(Entries from a dataset)
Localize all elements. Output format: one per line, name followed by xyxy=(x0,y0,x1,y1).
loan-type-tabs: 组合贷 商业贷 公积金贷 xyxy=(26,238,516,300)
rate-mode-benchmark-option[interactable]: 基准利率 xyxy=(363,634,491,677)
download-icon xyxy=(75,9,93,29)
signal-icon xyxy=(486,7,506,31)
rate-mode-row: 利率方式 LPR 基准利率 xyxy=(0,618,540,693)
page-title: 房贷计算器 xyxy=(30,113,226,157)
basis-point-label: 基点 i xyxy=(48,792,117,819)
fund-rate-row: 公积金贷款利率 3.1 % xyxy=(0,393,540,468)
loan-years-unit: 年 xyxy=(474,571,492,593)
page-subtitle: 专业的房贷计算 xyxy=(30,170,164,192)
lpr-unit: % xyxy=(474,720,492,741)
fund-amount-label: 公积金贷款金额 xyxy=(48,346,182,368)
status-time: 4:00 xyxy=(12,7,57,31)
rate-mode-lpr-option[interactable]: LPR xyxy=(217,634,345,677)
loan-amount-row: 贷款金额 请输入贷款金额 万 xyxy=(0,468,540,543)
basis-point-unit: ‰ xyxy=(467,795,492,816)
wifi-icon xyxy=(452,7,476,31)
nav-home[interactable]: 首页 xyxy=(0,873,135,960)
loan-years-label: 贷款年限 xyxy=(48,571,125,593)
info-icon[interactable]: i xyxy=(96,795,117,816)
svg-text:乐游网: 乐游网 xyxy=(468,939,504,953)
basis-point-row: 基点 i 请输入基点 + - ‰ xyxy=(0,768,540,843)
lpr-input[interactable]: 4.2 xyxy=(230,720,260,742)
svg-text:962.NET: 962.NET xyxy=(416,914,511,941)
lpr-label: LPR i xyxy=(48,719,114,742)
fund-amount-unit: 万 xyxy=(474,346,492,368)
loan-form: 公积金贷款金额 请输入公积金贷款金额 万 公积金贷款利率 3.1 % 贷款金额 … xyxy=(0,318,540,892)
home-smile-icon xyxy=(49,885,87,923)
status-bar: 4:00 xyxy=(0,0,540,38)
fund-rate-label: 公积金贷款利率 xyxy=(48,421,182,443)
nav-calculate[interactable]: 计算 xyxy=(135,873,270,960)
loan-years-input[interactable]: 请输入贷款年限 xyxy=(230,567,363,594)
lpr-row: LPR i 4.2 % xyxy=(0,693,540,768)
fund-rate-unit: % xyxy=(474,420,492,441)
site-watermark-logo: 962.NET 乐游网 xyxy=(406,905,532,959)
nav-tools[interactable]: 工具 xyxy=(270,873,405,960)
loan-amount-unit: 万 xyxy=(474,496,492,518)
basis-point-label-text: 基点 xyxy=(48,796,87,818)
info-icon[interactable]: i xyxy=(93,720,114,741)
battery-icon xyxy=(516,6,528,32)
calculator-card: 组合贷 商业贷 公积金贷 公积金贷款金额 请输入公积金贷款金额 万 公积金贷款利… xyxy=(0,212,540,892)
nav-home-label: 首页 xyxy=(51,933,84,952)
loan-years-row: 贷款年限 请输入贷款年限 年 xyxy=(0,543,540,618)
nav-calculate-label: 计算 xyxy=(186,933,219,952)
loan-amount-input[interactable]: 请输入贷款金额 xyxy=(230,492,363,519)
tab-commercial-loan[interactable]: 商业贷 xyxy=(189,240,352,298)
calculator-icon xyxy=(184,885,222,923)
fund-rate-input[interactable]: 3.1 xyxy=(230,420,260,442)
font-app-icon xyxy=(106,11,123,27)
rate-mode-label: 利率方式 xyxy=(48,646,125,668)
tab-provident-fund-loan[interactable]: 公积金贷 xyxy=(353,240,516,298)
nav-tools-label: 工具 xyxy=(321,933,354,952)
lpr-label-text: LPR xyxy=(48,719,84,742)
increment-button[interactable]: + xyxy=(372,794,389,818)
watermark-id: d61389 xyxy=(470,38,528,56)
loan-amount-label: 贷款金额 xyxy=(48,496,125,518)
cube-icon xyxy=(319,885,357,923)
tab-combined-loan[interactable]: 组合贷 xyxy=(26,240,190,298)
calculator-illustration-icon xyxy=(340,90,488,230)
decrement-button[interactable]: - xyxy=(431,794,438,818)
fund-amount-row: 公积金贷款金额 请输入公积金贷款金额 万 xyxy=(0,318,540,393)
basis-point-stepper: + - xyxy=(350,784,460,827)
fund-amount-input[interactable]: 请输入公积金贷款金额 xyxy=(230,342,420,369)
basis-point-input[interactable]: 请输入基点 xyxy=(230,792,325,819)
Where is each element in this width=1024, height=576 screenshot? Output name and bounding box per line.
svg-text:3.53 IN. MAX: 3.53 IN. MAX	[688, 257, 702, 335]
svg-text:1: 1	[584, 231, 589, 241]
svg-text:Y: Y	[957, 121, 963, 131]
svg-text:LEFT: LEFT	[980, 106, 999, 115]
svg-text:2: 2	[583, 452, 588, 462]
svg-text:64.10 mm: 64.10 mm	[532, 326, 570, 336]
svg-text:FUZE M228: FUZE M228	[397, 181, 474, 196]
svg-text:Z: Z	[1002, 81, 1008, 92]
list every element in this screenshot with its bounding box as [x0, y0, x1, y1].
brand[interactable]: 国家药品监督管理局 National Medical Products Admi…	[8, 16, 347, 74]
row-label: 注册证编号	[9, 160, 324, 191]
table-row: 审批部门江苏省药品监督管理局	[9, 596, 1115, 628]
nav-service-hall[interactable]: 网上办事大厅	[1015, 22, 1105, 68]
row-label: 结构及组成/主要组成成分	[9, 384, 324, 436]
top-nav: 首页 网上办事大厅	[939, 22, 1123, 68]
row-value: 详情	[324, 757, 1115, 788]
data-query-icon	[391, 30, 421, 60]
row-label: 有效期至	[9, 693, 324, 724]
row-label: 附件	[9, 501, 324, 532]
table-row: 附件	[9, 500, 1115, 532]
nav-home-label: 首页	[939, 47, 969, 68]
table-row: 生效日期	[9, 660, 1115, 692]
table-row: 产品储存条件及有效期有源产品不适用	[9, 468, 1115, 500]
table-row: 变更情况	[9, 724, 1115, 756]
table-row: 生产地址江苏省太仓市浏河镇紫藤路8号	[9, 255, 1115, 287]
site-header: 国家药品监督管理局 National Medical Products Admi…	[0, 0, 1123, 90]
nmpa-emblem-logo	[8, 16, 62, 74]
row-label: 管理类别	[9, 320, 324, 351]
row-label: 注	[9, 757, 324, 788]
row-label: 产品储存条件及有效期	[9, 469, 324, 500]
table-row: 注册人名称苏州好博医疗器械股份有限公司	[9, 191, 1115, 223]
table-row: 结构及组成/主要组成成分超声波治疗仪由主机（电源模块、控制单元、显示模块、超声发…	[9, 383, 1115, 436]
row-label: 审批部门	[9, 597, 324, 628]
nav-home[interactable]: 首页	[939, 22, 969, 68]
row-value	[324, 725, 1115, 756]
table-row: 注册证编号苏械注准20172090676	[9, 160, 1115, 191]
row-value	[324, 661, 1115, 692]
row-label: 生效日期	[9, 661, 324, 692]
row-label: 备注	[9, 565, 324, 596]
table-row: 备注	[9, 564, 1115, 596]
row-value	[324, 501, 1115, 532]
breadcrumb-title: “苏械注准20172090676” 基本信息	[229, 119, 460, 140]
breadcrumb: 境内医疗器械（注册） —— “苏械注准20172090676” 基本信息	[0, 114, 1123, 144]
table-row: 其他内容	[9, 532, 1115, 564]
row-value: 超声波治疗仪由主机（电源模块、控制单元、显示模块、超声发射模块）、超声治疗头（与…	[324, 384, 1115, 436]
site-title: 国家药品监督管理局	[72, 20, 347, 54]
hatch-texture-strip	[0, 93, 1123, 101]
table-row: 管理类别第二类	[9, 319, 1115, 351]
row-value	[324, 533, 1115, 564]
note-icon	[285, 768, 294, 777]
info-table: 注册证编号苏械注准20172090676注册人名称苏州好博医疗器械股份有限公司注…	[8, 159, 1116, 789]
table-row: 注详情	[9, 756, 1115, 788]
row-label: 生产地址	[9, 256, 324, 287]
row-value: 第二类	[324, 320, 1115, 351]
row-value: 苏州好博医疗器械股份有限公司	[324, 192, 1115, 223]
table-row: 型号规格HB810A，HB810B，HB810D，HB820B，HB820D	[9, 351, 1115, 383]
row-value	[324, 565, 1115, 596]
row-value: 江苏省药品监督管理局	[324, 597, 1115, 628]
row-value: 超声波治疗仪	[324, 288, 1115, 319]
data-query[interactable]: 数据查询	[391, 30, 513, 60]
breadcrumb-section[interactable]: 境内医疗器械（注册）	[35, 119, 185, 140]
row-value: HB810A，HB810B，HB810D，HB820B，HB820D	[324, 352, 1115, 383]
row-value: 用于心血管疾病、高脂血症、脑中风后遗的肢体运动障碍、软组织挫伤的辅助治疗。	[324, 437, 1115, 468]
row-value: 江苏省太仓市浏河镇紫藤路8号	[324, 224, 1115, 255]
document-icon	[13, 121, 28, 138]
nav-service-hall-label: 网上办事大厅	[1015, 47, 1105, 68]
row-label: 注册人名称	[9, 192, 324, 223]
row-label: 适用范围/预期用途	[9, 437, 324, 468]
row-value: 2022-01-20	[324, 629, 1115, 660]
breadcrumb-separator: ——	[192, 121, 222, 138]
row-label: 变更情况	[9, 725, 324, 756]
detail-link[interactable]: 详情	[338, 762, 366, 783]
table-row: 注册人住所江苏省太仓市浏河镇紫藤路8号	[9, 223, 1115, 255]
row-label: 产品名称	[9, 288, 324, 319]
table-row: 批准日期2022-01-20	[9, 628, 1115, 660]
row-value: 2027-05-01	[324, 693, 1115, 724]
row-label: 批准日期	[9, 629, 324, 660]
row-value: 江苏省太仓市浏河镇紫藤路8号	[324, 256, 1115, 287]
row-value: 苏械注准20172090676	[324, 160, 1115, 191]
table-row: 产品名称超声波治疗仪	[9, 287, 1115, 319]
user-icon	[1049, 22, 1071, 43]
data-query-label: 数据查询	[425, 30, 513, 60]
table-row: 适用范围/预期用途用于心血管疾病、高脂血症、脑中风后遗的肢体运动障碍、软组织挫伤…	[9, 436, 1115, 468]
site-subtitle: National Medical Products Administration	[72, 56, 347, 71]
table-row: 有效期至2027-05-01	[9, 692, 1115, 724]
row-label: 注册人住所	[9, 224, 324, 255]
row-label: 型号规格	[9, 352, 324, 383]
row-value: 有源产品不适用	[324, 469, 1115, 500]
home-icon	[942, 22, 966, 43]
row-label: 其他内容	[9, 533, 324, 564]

## AIM
Please return every line from the entries above that contains the string "page", treating uppercase and lowercase as different.

## ANSWER TO THE PROBLEM
page-title: 房贷计算器 xyxy=(30,113,226,157)
page-subtitle: 专业的房贷计算 xyxy=(30,170,164,192)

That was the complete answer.